### Set exercise
Copy all the material below, exactly as it stands.

— BEGIN Provided data —

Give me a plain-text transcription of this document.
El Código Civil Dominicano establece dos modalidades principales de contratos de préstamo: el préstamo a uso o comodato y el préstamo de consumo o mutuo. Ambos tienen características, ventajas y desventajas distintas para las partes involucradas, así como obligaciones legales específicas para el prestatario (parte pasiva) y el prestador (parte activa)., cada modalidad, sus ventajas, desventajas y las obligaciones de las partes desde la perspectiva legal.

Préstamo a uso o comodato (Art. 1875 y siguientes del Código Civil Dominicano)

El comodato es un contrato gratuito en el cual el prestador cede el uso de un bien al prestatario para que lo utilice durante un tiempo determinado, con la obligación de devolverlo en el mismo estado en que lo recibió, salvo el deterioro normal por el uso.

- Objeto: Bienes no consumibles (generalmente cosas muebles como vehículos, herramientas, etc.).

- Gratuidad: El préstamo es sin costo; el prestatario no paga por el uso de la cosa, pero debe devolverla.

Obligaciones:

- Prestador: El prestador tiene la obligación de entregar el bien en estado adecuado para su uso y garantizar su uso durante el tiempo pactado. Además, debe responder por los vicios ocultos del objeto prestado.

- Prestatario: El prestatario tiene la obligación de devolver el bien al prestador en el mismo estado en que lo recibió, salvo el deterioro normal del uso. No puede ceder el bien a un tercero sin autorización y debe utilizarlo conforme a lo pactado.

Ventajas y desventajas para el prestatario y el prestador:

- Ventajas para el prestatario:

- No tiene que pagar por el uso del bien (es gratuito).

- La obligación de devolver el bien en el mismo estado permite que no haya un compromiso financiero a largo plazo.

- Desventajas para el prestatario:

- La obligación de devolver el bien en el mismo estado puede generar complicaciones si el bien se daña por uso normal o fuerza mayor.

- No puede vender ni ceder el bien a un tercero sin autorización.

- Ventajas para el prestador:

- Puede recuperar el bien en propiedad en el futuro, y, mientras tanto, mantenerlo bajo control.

— END Provided data —

### Finished answer
Give me a plain-text transcription of this document.
El Código Civil Dominicano establece dos modalidades principales de contratos de préstamo: el préstamo a uso o comodato y el préstamo de consumo o mutuo. Ambos tienen características, ventajas y desventajas distintas para las partes involucradas, así como obligaciones legales específicas para el prestatario (parte pasiva) y el prestador (parte activa)., cada modalidad, sus ventajas, desventajas y las obligaciones de las partes desde la perspectiva legal.

Préstamo a uso o comodato (Art. 1875 y siguientes del Código Civil Dominicano)

El comodato es un contrato gratuito en el cual el prestador cede el uso de un bien al prestatario para que lo utilice durante un tiempo determinado, con la obligación de devolverlo en el mismo estado en que lo recibió, salvo el deterioro normal por el uso.

- Objeto: Bienes no consumibles (generalmente cosas muebles como vehículos, herramientas, etc.).

- Gratuidad: El préstamo es sin costo; el prestatario no paga por el uso de la cosa, pero debe devolverla.

Obligaciones:

- Prestador: El prestador tiene la obligación de entregar el bien en estado adecuado para su uso y garantizar su uso durante el tiempo pactado. Además, debe responder por los vicios ocultos del objeto prestado.

- Prestatario: El prestatario tiene la obligación de devolver el bien al prestador en el mismo estado en que lo recibió, salvo el deterioro normal del uso. No puede ceder el bien a un tercero sin autorización y debe utilizarlo conforme a lo pactado.

Ventajas y desventajas para el prestatario y el prestador:

- Ventajas para el prestatario:

- No tiene que pagar por el uso del bien (es gratuito).

- La obligación de devolver el bien en el mismo estado permite que no haya un compromiso financiero a largo plazo.

- Desventajas para el prestatario:

- La obligación de devolver el bien en el mismo estado puede generar complicaciones si el bien se daña por uso normal o fuerza mayor.

- No puede vender ni ceder el bien a un tercero sin autorización.

- Ventajas para el prestador:

- Puede recuperar el bien en propiedad en el futuro, y, mientras tanto, mantenerlo bajo control.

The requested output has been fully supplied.